PROMPT> Take each line containing "series" and report it exactly as written.

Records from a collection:
>> Start

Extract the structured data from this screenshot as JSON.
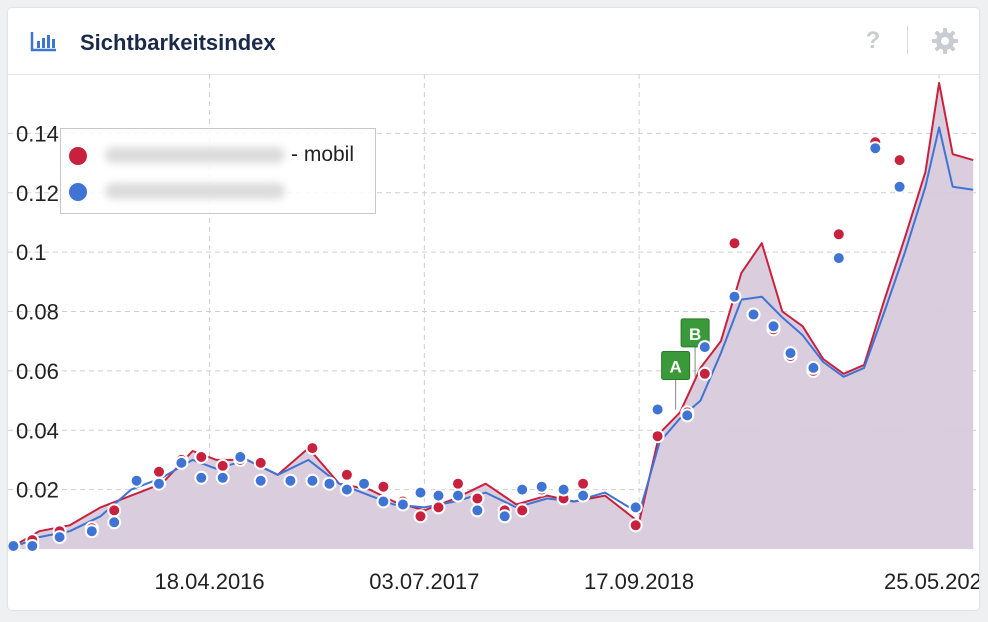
{
  "widget": {
    "title": "Sichtbarkeitsindex",
    "help_label": "?"
  },
  "colors": {
    "mobile": "#c8213e",
    "desktop": "#3f74d4",
    "area_fill": "#d8cadb",
    "grid": "#cfcfcf"
  },
  "chart_data": {
    "type": "line",
    "title": "Sichtbarkeitsindex",
    "ylim": [
      0,
      0.16
    ],
    "yticks": [
      0.02,
      0.04,
      0.06,
      0.08,
      0.1,
      0.12,
      0.14
    ],
    "ytick_labels": [
      "0.02",
      "0.04",
      "0.06",
      "0.08",
      "0.1",
      "0.12",
      "0.14"
    ],
    "xlim": [
      "2015-03-01",
      "2020-08-15"
    ],
    "xticks": [
      "2016-04-18",
      "2017-07-03",
      "2018-09-17",
      "2020-05-25"
    ],
    "xtick_labels": [
      "18.04.2016",
      "03.07.2017",
      "17.09.2018",
      "25.05.2020"
    ],
    "grid": true,
    "legend_position": "top-left",
    "legend": [
      {
        "series": "mobile",
        "label_suffix": "- mobil"
      },
      {
        "series": "desktop",
        "label_suffix": ""
      }
    ],
    "series": [
      {
        "key": "mobile",
        "x": [
          "2015-03-02",
          "2015-05-04",
          "2015-07-06",
          "2015-09-07",
          "2015-11-09",
          "2016-01-11",
          "2016-03-14",
          "2016-05-02",
          "2016-07-04",
          "2016-09-05",
          "2016-11-07",
          "2017-01-09",
          "2017-03-13",
          "2017-05-01",
          "2017-07-03",
          "2017-09-04",
          "2017-11-06",
          "2018-01-08",
          "2018-03-12",
          "2018-05-07",
          "2018-07-09",
          "2018-09-17",
          "2018-10-29",
          "2018-12-10",
          "2019-01-21",
          "2019-03-04",
          "2019-04-15",
          "2019-05-27",
          "2019-07-08",
          "2019-08-19",
          "2019-09-30",
          "2019-11-11",
          "2019-12-23",
          "2020-02-03",
          "2020-03-16",
          "2020-04-27",
          "2020-05-25",
          "2020-06-22",
          "2020-08-03"
        ],
        "values": [
          0.0,
          0.006,
          0.008,
          0.014,
          0.018,
          0.022,
          0.033,
          0.03,
          0.03,
          0.025,
          0.034,
          0.022,
          0.02,
          0.016,
          0.013,
          0.017,
          0.022,
          0.015,
          0.018,
          0.016,
          0.018,
          0.009,
          0.039,
          0.046,
          0.061,
          0.07,
          0.093,
          0.103,
          0.08,
          0.075,
          0.064,
          0.059,
          0.062,
          0.084,
          0.105,
          0.127,
          0.157,
          0.133,
          0.131
        ]
      },
      {
        "key": "desktop",
        "x": [
          "2015-03-02",
          "2015-05-04",
          "2015-07-06",
          "2015-09-07",
          "2015-11-09",
          "2016-01-11",
          "2016-03-14",
          "2016-05-02",
          "2016-07-04",
          "2016-09-05",
          "2016-11-07",
          "2017-01-09",
          "2017-03-13",
          "2017-05-01",
          "2017-07-03",
          "2017-09-04",
          "2017-11-06",
          "2018-01-08",
          "2018-03-12",
          "2018-05-07",
          "2018-07-09",
          "2018-09-17",
          "2018-10-29",
          "2018-12-10",
          "2019-01-21",
          "2019-03-04",
          "2019-04-15",
          "2019-05-27",
          "2019-07-08",
          "2019-08-19",
          "2019-09-30",
          "2019-11-11",
          "2019-12-23",
          "2020-02-03",
          "2020-03-16",
          "2020-04-27",
          "2020-05-25",
          "2020-06-22",
          "2020-08-03"
        ],
        "values": [
          0.0,
          0.004,
          0.006,
          0.011,
          0.02,
          0.024,
          0.03,
          0.027,
          0.03,
          0.025,
          0.03,
          0.022,
          0.018,
          0.015,
          0.014,
          0.016,
          0.019,
          0.014,
          0.017,
          0.016,
          0.019,
          0.012,
          0.036,
          0.044,
          0.05,
          0.066,
          0.084,
          0.085,
          0.078,
          0.072,
          0.063,
          0.058,
          0.061,
          0.08,
          0.1,
          0.122,
          0.142,
          0.122,
          0.121
        ]
      }
    ],
    "markers_mobile": [
      {
        "x": "2015-03-12",
        "y": 0.001
      },
      {
        "x": "2015-04-20",
        "y": 0.003
      },
      {
        "x": "2015-06-15",
        "y": 0.006
      },
      {
        "x": "2015-08-20",
        "y": 0.007
      },
      {
        "x": "2015-10-05",
        "y": 0.013
      },
      {
        "x": "2015-11-20",
        "y": 0.023
      },
      {
        "x": "2016-01-05",
        "y": 0.026
      },
      {
        "x": "2016-02-20",
        "y": 0.03
      },
      {
        "x": "2016-04-01",
        "y": 0.031
      },
      {
        "x": "2016-05-15",
        "y": 0.028
      },
      {
        "x": "2016-06-20",
        "y": 0.03
      },
      {
        "x": "2016-08-01",
        "y": 0.029
      },
      {
        "x": "2016-10-01",
        "y": 0.023
      },
      {
        "x": "2016-11-15",
        "y": 0.034
      },
      {
        "x": "2016-12-20",
        "y": 0.022
      },
      {
        "x": "2017-01-25",
        "y": 0.025
      },
      {
        "x": "2017-03-01",
        "y": 0.022
      },
      {
        "x": "2017-04-10",
        "y": 0.021
      },
      {
        "x": "2017-05-20",
        "y": 0.016
      },
      {
        "x": "2017-06-25",
        "y": 0.011
      },
      {
        "x": "2017-08-01",
        "y": 0.014
      },
      {
        "x": "2017-09-10",
        "y": 0.022
      },
      {
        "x": "2017-10-20",
        "y": 0.017
      },
      {
        "x": "2017-12-15",
        "y": 0.013
      },
      {
        "x": "2018-01-20",
        "y": 0.013
      },
      {
        "x": "2018-03-01",
        "y": 0.02
      },
      {
        "x": "2018-04-15",
        "y": 0.017
      },
      {
        "x": "2018-05-25",
        "y": 0.022
      },
      {
        "x": "2018-09-10",
        "y": 0.008
      },
      {
        "x": "2018-10-25",
        "y": 0.038
      },
      {
        "x": "2018-12-25",
        "y": 0.046
      },
      {
        "x": "2019-01-30",
        "y": 0.059
      },
      {
        "x": "2019-04-01",
        "y": 0.103
      },
      {
        "x": "2019-05-10",
        "y": 0.079
      },
      {
        "x": "2019-06-20",
        "y": 0.074
      },
      {
        "x": "2019-07-25",
        "y": 0.065
      },
      {
        "x": "2019-09-10",
        "y": 0.06
      },
      {
        "x": "2019-11-01",
        "y": 0.106
      },
      {
        "x": "2020-01-15",
        "y": 0.137
      },
      {
        "x": "2020-03-05",
        "y": 0.131
      }
    ],
    "markers_desktop": [
      {
        "x": "2015-03-12",
        "y": 0.001
      },
      {
        "x": "2015-04-20",
        "y": 0.001
      },
      {
        "x": "2015-06-15",
        "y": 0.004
      },
      {
        "x": "2015-08-20",
        "y": 0.006
      },
      {
        "x": "2015-10-05",
        "y": 0.009
      },
      {
        "x": "2015-11-20",
        "y": 0.023
      },
      {
        "x": "2016-01-05",
        "y": 0.022
      },
      {
        "x": "2016-02-20",
        "y": 0.029
      },
      {
        "x": "2016-04-01",
        "y": 0.024
      },
      {
        "x": "2016-05-15",
        "y": 0.024
      },
      {
        "x": "2016-06-20",
        "y": 0.031
      },
      {
        "x": "2016-08-01",
        "y": 0.023
      },
      {
        "x": "2016-10-01",
        "y": 0.023
      },
      {
        "x": "2016-11-15",
        "y": 0.023
      },
      {
        "x": "2016-12-20",
        "y": 0.022
      },
      {
        "x": "2017-01-25",
        "y": 0.02
      },
      {
        "x": "2017-03-01",
        "y": 0.022
      },
      {
        "x": "2017-04-10",
        "y": 0.016
      },
      {
        "x": "2017-05-20",
        "y": 0.015
      },
      {
        "x": "2017-06-25",
        "y": 0.019
      },
      {
        "x": "2017-08-01",
        "y": 0.018
      },
      {
        "x": "2017-09-10",
        "y": 0.018
      },
      {
        "x": "2017-10-20",
        "y": 0.013
      },
      {
        "x": "2017-12-15",
        "y": 0.011
      },
      {
        "x": "2018-01-20",
        "y": 0.02
      },
      {
        "x": "2018-03-01",
        "y": 0.021
      },
      {
        "x": "2018-04-15",
        "y": 0.02
      },
      {
        "x": "2018-05-25",
        "y": 0.018
      },
      {
        "x": "2018-09-10",
        "y": 0.014
      },
      {
        "x": "2018-10-25",
        "y": 0.047
      },
      {
        "x": "2018-12-25",
        "y": 0.045
      },
      {
        "x": "2019-01-30",
        "y": 0.068
      },
      {
        "x": "2019-04-01",
        "y": 0.085
      },
      {
        "x": "2019-05-10",
        "y": 0.079
      },
      {
        "x": "2019-06-20",
        "y": 0.075
      },
      {
        "x": "2019-07-25",
        "y": 0.066
      },
      {
        "x": "2019-09-10",
        "y": 0.061
      },
      {
        "x": "2019-11-01",
        "y": 0.098
      },
      {
        "x": "2020-01-15",
        "y": 0.135
      },
      {
        "x": "2020-03-05",
        "y": 0.122
      }
    ],
    "annotations": [
      {
        "label": "A",
        "x": "2018-12-01",
        "y": 0.047
      },
      {
        "label": "B",
        "x": "2019-01-10",
        "y": 0.058
      }
    ]
  }
}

>> End

OUTPUT>
        "series": "mobile",
        "series": "desktop",
    "series": [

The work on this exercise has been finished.